**Assignment**
Transcribe these records exactly, dropping every picture.

------------------------------------------------------------------------

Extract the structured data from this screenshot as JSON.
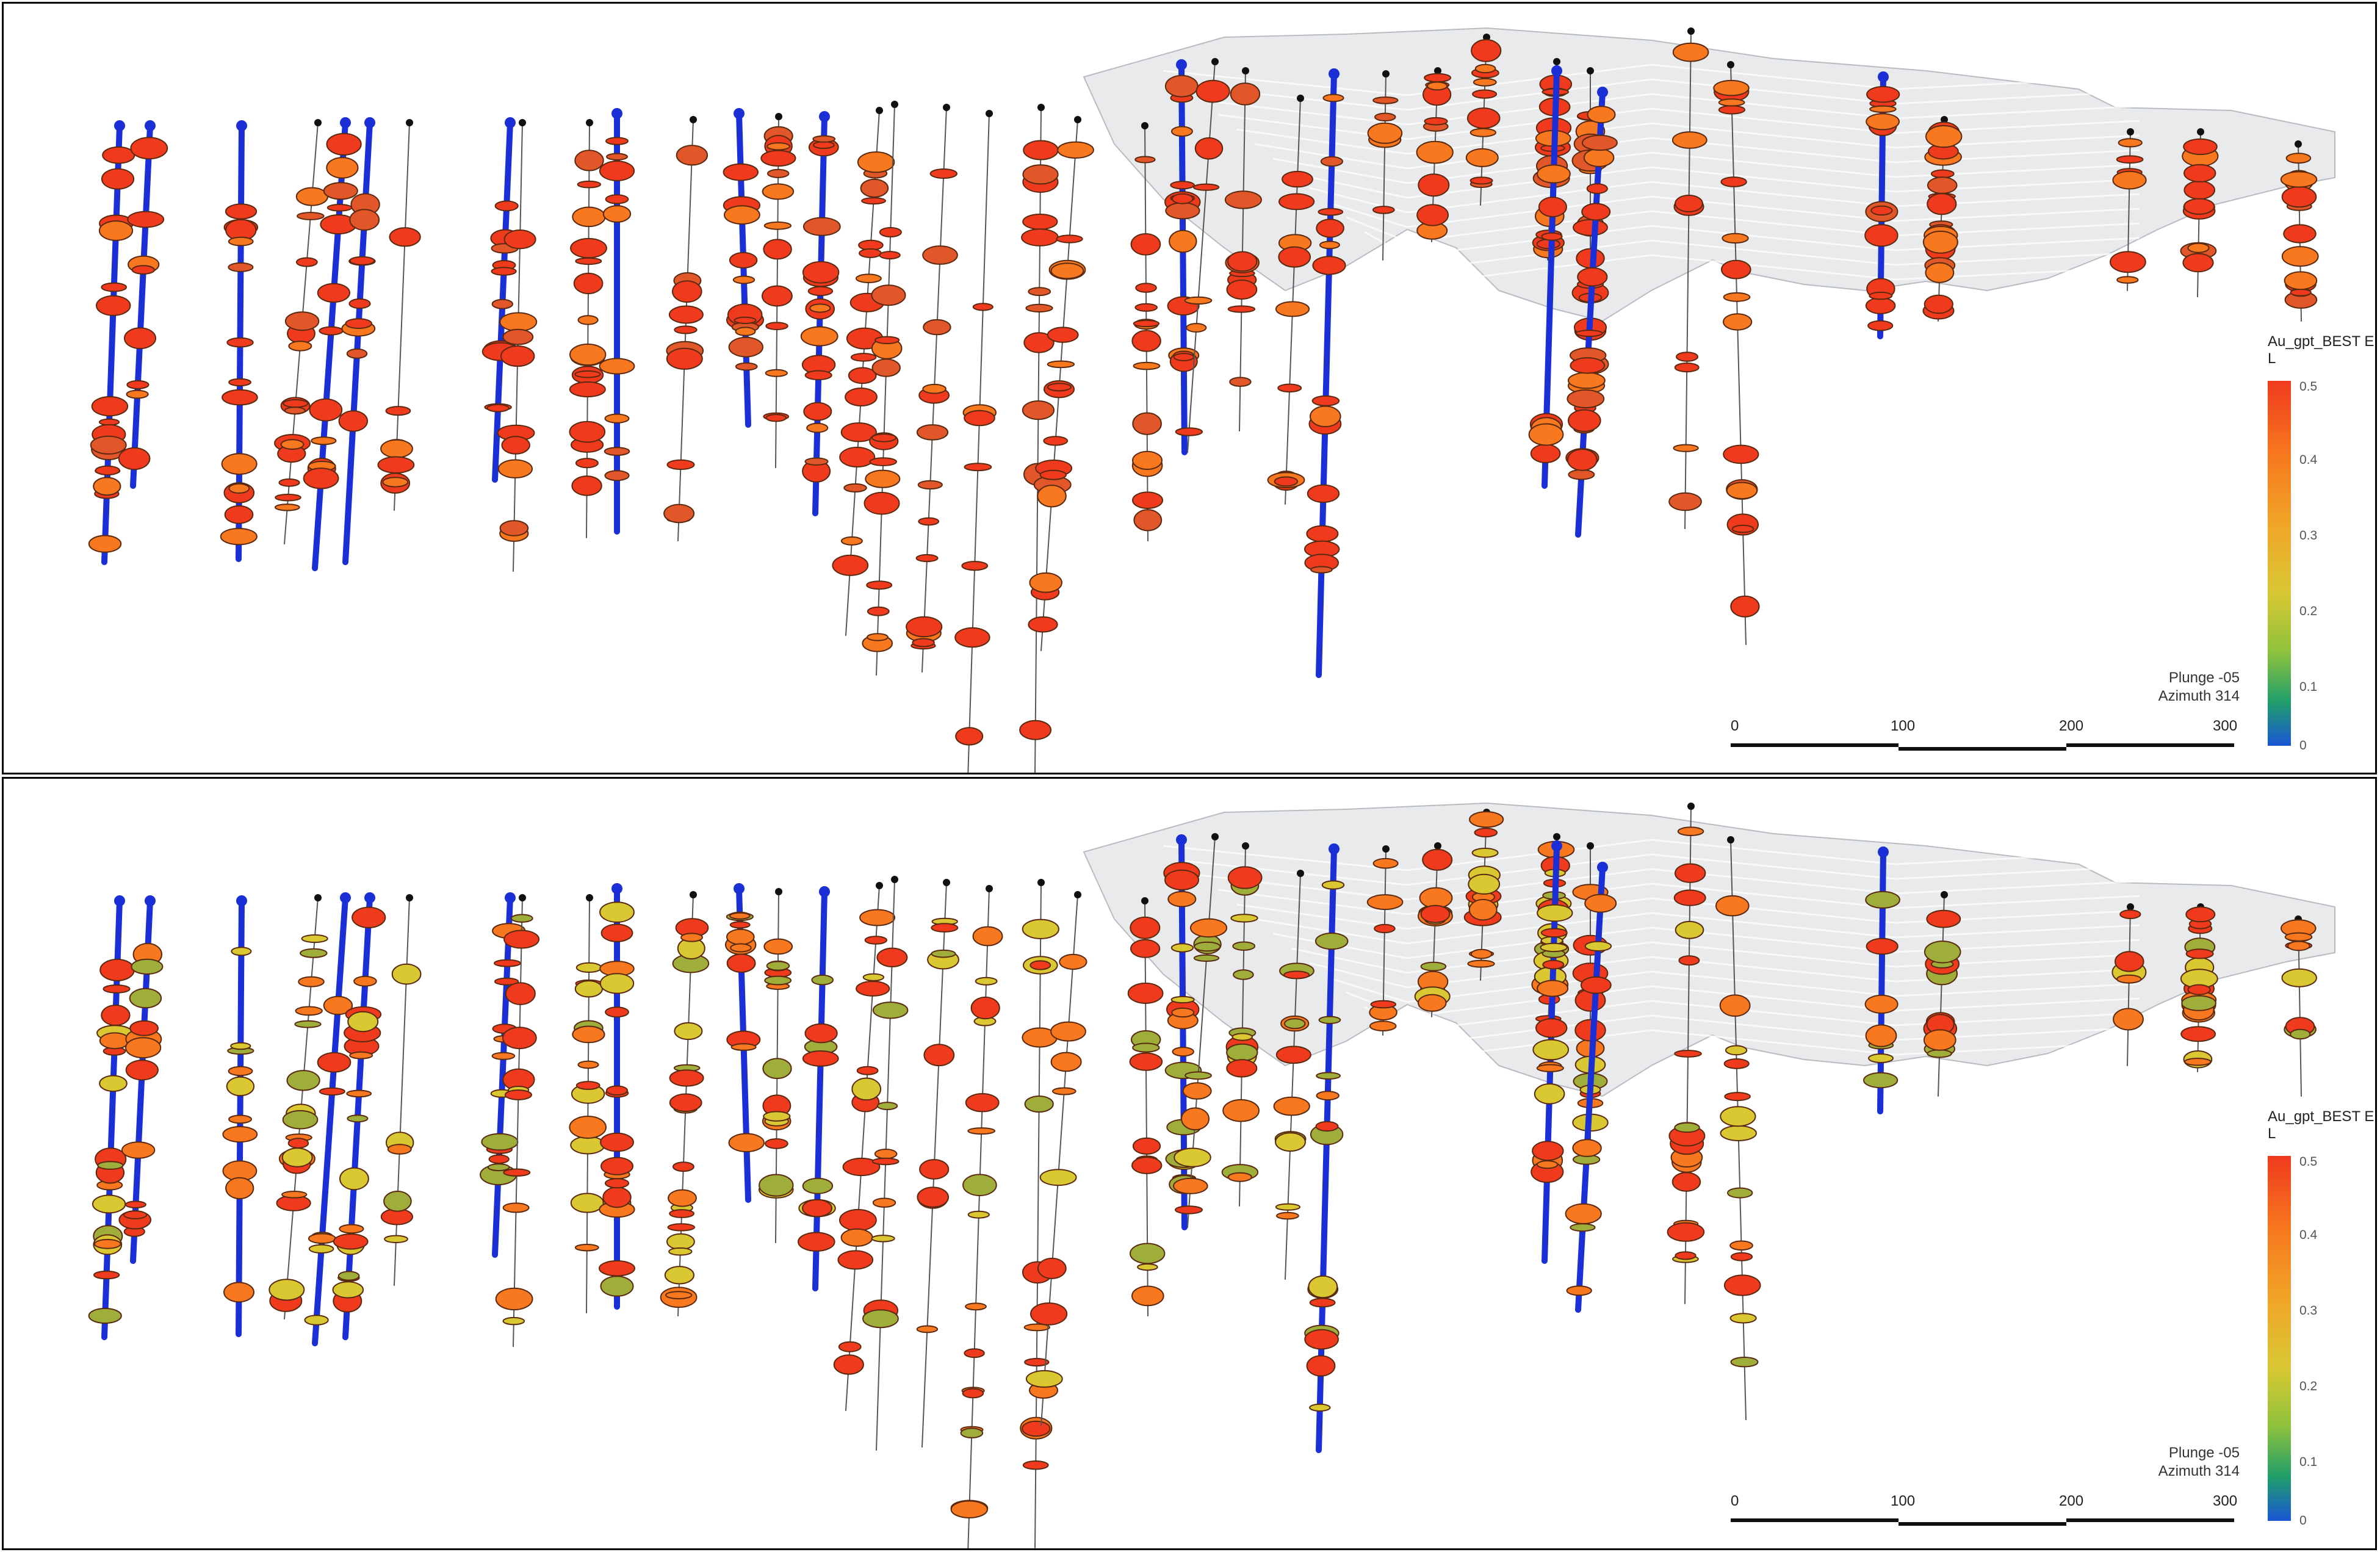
{
  "panels": [
    {
      "id": "top",
      "colormode": "top"
    },
    {
      "id": "bottom",
      "colormode": "bottom"
    }
  ],
  "legend": {
    "title": "Au_gpt_BEST EL",
    "ticks": [
      "0.5",
      "0.4",
      "0.3",
      "0.2",
      "0.1",
      "0"
    ]
  },
  "view": {
    "plunge": "Plunge -05",
    "azimuth": "Azimuth 314"
  },
  "scale": {
    "labels": [
      "0",
      "100",
      "200",
      "300"
    ]
  },
  "colors": {
    "blue_hole": "#1a2fd6",
    "trace": "#555555",
    "surface": "#d6d8dc",
    "high": "#f03a1e",
    "mid": "#f7781e",
    "low": "#d9c832"
  },
  "icons": {
    "collar": "black-dot",
    "assay": "disc"
  }
}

------------------------------------------------------------------------

**Response for this exercise**
Extract the structured data from this screenshot as JSON.
{
  "panels": [
    {
      "id": "top",
      "colormode": "top"
    },
    {
      "id": "bottom",
      "colormode": "bottom"
    }
  ],
  "legend": {
    "title": "Au_gpt_BEST EL",
    "ticks": [
      "0.5",
      "0.4",
      "0.3",
      "0.2",
      "0.1",
      "0"
    ]
  },
  "view": {
    "plunge": "Plunge -05",
    "azimuth": "Azimuth 314"
  },
  "scale": {
    "labels": [
      "0",
      "100",
      "200",
      "300"
    ]
  },
  "colors": {
    "blue_hole": "#1a2fd6",
    "trace": "#555555",
    "surface": "#d6d8dc",
    "high": "#f03a1e",
    "mid": "#f7781e",
    "low": "#d9c832"
  },
  "icons": {
    "collar": "black-dot",
    "assay": "disc"
  }
}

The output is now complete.